(Stored records)
_ _ _ _
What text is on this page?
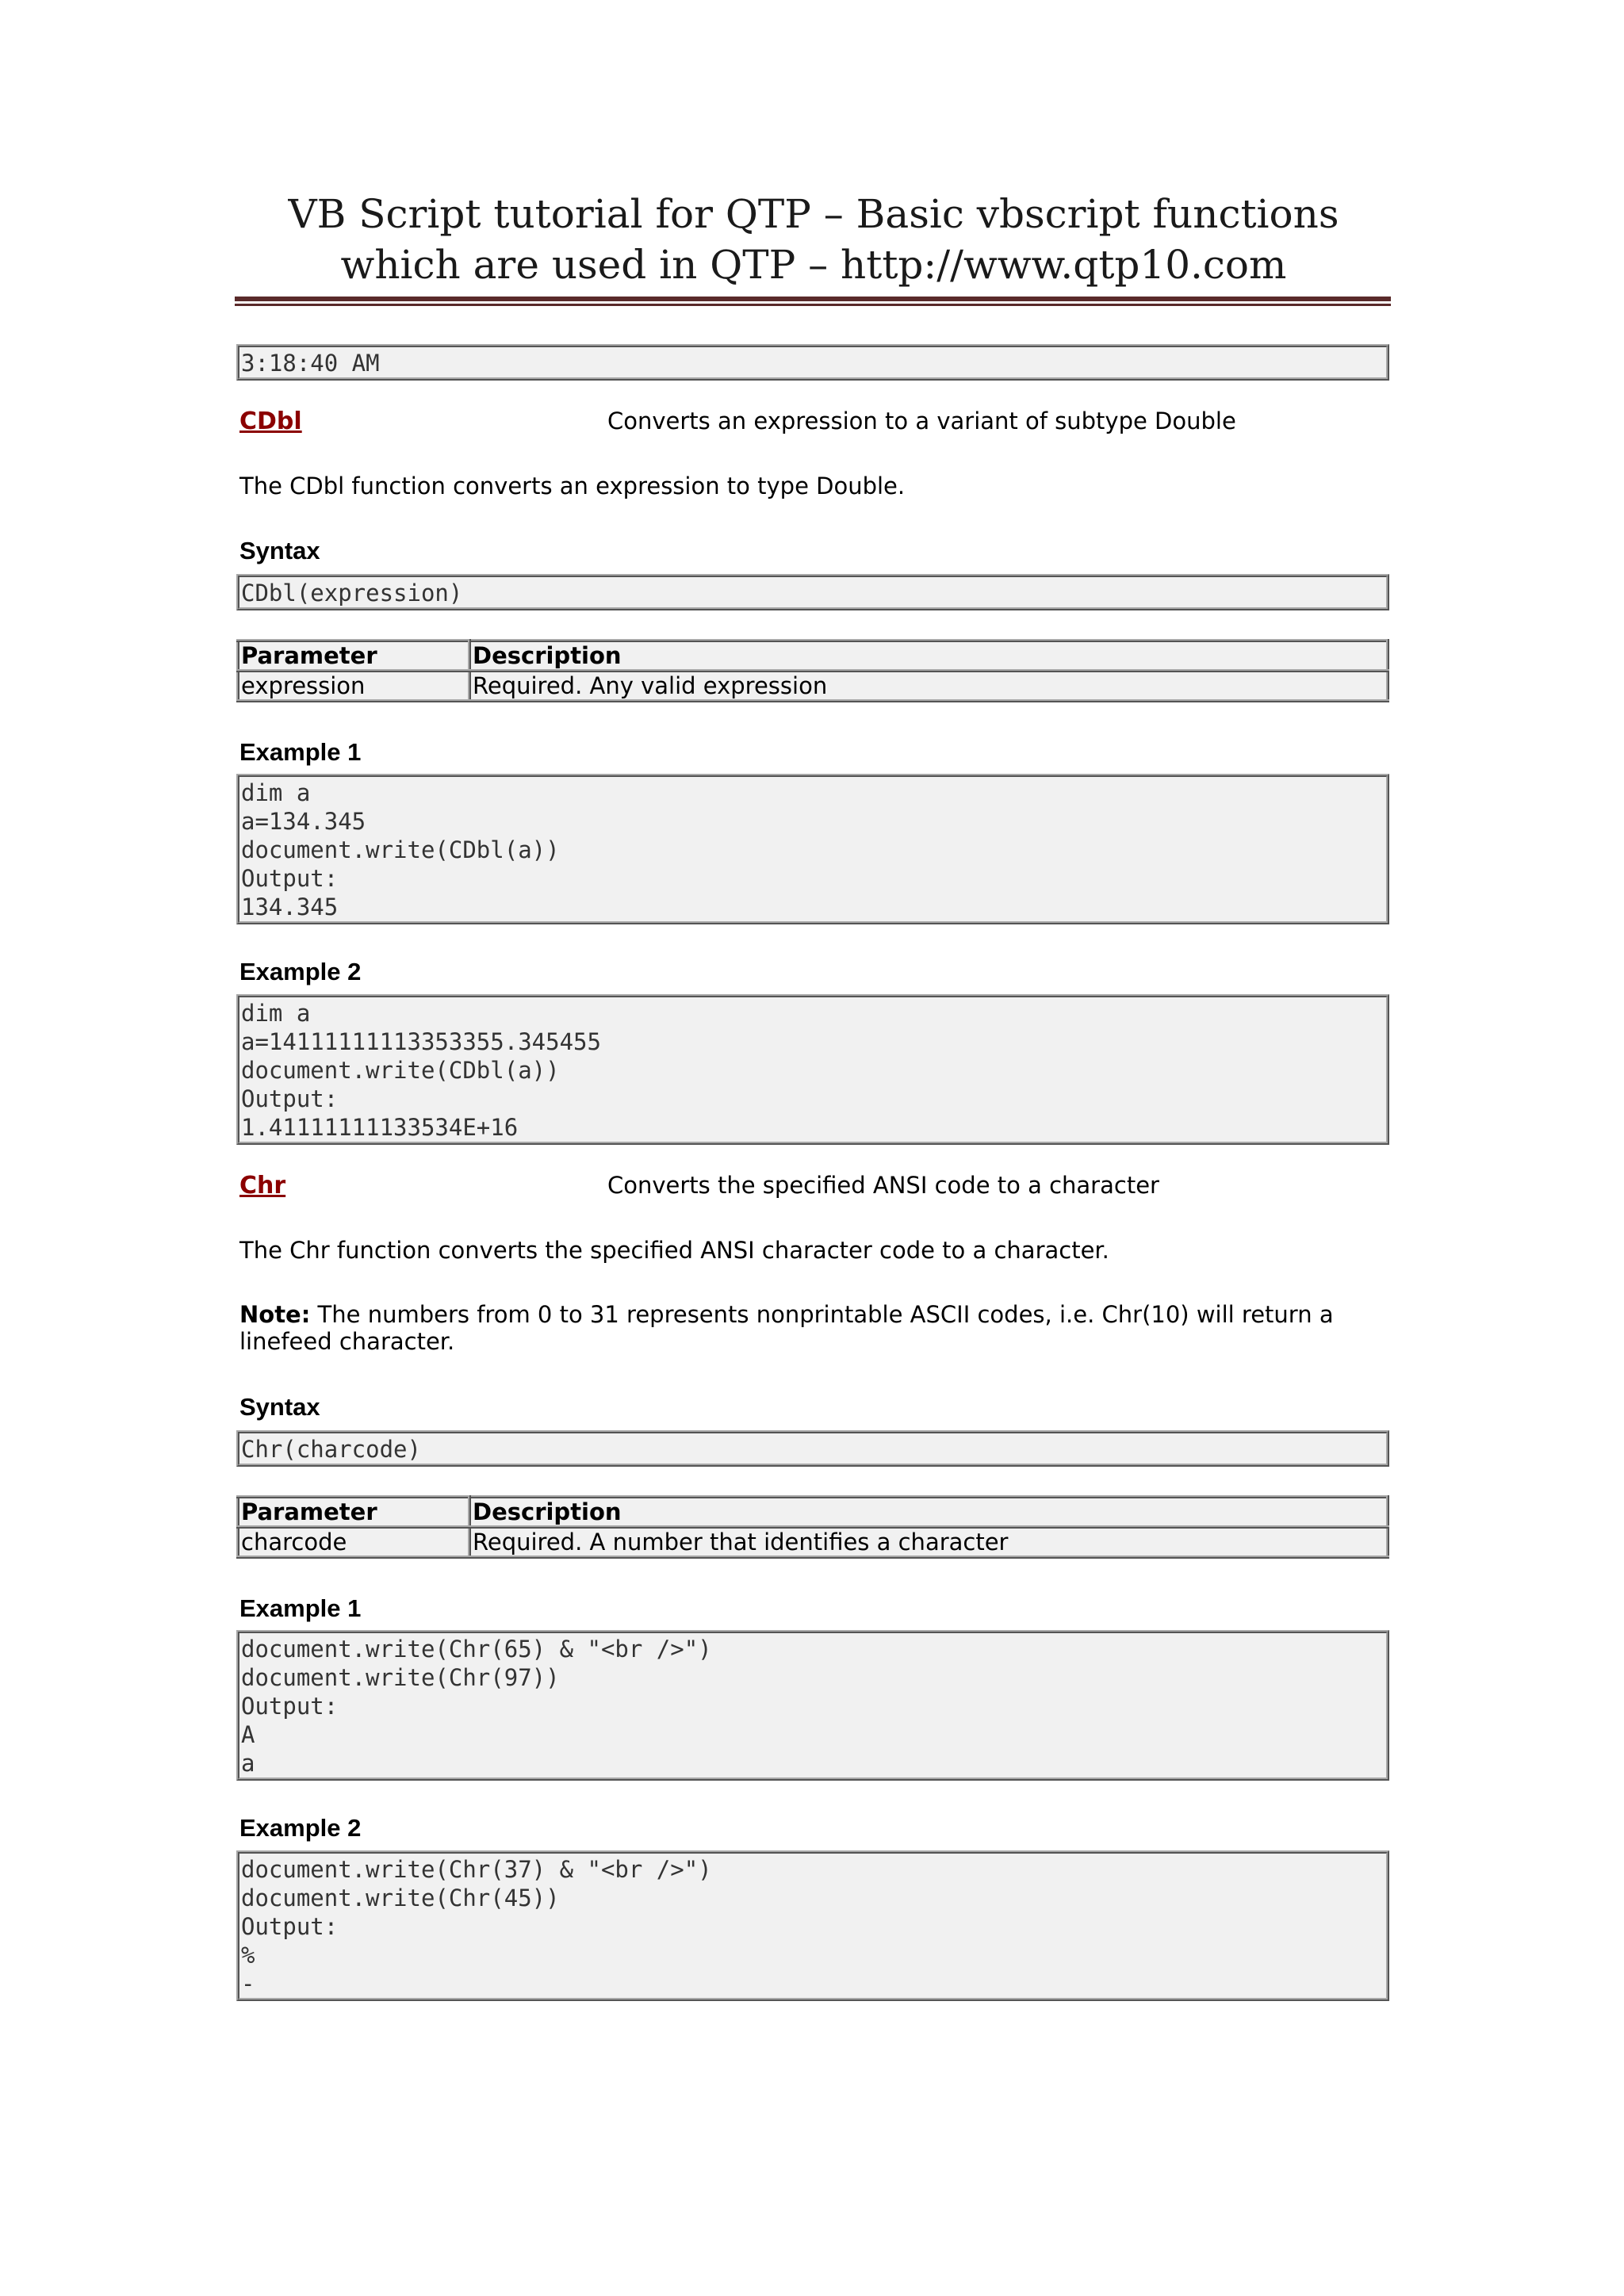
VB Script tutorial for QTP – Basic vbscript functions which are used in QTP – http://www.qtp10.com
3:18:40 AM
CDbl	Converts an expression to a variant of subtype Double
The CDbl function converts an expression to type Double.
Syntax
CDbl(expression)
Parameter	Description
expression	Required. Any valid expression
Example 1
dim a
a=134.345
document.write(CDbl(a))
Output:
134.345
Example 2
dim a
a=14111111113353355.345455
document.write(CDbl(a))
Output:
1.41111111133534E+16
Chr	Converts the specified ANSI code to a character
The Chr function converts the specified ANSI character code to a character.
Note: The numbers from 0 to 31 represents nonprintable ASCII codes, i.e. Chr(10) will return a linefeed character.
Syntax
Chr(charcode)
Parameter	Description
charcode	Required. A number that identifies a character
Example 1
document.write(Chr(65) & "<br />")
document.write(Chr(97))
Output:
A
a
Example 2
document.write(Chr(37) & "<br />")
document.write(Chr(45))
Output:
%
-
_ _ _ _
* _Description of the task_
Find how many lines of the material carry the string "document". Only the number should be in the answer.

* _Written answer_
6